Reputation: 4484
I'm trying to take an image that is converted into a vector of bytes and write those bytes to a new file. The first part is working, and my code is compiling, but the new file that is created ends up empty (nothing is written to it). What am I missing?
Is there a cleaner way to convert Vec<u8>
into &[u8]
so that it can be written? The way I'm currently doing it seems kind of ridiculous...
use std::os;
use std::io::BufferedReader;
use std::io::File;
use std::io::BufferedWriter;
fn get_file_buffer(path_str: String) -> Vec<u8> {
let path = Path::new(path_str.as_bytes());
let file = File::open(&path);
let mut reader = BufferedReader::new(file);
match reader.read_to_end() {
Ok(x) => x,
Err(_) => vec![0],
}
}
fn main() {
let file = get_file_buffer(os::args()[1].clone());
let mut new_file = File::create(&Path::new("foo.png")).unwrap();
let mut writer = BufferedWriter::new(new_file);
writer.write(String::from_utf8(file).unwrap().as_bytes()).unwrap();
writer.flush().unwrap();
}
Upvotes: 1
Views: 4964
Reputation: 90742
Given a Vec<T>
, you can get a &[T]
out of it in two ways:
Take a reference to a dereference of it, i.e. &*file
; this works because Vec<T>
implements Deref<[T]>
, so *file
is effectively of type [T]
(though doing that without borrowing it, i.e. &*file
, is not legal).
Call the as_slice()
method.
As the BufWriter
docs say, “the buffer will be written out when the writer is dropped”, so that writer.flush().unwrap()

RECORDS PROVIDED ▸
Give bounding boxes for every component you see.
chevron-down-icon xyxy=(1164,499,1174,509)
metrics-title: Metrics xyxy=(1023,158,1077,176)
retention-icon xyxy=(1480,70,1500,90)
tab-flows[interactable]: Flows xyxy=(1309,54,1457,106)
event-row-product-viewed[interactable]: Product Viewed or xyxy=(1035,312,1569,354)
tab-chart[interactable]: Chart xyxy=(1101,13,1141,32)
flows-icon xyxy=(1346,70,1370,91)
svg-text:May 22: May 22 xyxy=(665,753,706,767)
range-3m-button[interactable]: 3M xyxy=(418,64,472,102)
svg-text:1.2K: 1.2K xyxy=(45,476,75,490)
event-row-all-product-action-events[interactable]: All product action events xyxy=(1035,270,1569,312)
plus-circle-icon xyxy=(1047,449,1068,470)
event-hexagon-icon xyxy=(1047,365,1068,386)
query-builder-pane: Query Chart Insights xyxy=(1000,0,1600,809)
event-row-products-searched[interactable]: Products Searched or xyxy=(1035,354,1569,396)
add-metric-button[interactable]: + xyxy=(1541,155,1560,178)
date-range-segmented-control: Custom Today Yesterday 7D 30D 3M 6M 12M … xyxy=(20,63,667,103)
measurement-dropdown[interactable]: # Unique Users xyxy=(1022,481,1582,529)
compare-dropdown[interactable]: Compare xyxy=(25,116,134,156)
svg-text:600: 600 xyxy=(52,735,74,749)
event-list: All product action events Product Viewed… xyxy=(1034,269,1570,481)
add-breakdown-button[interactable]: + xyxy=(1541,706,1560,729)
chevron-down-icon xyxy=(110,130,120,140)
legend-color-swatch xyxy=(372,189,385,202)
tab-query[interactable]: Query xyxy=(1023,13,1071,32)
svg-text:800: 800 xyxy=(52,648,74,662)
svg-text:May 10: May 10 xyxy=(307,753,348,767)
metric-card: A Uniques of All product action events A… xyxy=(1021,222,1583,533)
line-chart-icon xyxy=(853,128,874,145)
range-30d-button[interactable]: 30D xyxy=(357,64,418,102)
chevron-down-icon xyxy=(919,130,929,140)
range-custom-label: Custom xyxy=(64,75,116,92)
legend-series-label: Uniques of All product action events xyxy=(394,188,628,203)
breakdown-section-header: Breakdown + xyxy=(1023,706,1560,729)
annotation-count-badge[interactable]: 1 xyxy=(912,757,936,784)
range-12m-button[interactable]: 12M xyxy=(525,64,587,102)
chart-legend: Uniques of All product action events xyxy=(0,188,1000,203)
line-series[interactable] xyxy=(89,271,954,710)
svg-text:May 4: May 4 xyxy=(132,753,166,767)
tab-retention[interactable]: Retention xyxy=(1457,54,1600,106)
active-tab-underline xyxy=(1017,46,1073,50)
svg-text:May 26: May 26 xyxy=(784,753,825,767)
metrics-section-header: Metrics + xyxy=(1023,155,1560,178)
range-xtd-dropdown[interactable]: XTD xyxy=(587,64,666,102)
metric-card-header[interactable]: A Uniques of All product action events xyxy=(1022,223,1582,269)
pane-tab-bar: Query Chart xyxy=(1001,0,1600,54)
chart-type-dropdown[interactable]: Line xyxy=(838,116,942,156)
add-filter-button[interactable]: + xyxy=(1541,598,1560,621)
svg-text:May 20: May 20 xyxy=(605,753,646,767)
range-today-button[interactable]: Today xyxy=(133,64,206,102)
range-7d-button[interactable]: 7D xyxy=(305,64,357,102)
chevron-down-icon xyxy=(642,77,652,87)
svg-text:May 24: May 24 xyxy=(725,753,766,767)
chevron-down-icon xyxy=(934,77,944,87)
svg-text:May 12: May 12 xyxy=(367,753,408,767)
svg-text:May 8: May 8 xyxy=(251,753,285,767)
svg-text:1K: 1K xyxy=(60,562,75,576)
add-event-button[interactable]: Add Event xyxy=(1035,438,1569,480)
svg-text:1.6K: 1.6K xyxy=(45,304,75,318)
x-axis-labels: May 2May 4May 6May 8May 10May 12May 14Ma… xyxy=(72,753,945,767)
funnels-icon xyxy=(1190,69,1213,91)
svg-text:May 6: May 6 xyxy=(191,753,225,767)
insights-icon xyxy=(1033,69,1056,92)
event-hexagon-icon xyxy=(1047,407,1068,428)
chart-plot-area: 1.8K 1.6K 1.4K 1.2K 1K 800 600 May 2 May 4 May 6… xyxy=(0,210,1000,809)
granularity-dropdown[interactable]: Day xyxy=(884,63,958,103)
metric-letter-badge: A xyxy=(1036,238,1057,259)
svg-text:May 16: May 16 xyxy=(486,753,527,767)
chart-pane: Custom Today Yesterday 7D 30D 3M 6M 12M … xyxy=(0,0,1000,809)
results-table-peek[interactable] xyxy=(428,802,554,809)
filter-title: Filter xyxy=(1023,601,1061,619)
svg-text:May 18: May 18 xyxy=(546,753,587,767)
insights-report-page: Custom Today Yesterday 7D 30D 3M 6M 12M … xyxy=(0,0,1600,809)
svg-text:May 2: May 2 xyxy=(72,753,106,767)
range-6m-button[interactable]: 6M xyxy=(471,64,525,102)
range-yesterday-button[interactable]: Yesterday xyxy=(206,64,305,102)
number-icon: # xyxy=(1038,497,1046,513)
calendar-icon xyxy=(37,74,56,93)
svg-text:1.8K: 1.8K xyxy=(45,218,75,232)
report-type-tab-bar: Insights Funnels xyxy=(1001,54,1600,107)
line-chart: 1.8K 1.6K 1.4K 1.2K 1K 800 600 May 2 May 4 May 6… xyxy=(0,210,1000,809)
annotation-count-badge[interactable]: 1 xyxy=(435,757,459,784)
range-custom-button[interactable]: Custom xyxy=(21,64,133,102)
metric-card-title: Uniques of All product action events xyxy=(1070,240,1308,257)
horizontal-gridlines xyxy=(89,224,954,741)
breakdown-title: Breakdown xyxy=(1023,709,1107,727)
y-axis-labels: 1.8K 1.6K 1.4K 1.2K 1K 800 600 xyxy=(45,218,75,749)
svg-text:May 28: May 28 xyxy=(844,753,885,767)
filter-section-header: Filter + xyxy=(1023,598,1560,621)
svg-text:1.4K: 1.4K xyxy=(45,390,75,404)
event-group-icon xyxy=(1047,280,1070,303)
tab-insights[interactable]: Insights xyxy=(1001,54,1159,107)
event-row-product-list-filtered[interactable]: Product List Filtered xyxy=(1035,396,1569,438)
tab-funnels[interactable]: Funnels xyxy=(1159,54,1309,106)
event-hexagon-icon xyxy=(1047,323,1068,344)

BRIEF 1 ▸ According to the Rust Q&A page, what are the two ways to get a &[T] out of a Vec<T>?
BRIEF 2 ▸ Reproduce the Rust Q&A page from the words "Reputation: 4484" down to the words "am I missing?".
The records have nothing to do with the Rust Q&A page.

WRITTEN SOLUTION 1 ▸ Take a reference to a dereference of it (&*file), or call the as_slice() method.

WRITTEN SOLUTION 2 ▸
Reputation: 4484
I'm trying to take an image that is converted into a vector of bytes and write those bytes to a new file. The first part is working, and my code is compiling, but the new file that is created ends up empty (nothing is written to it). What am I missing?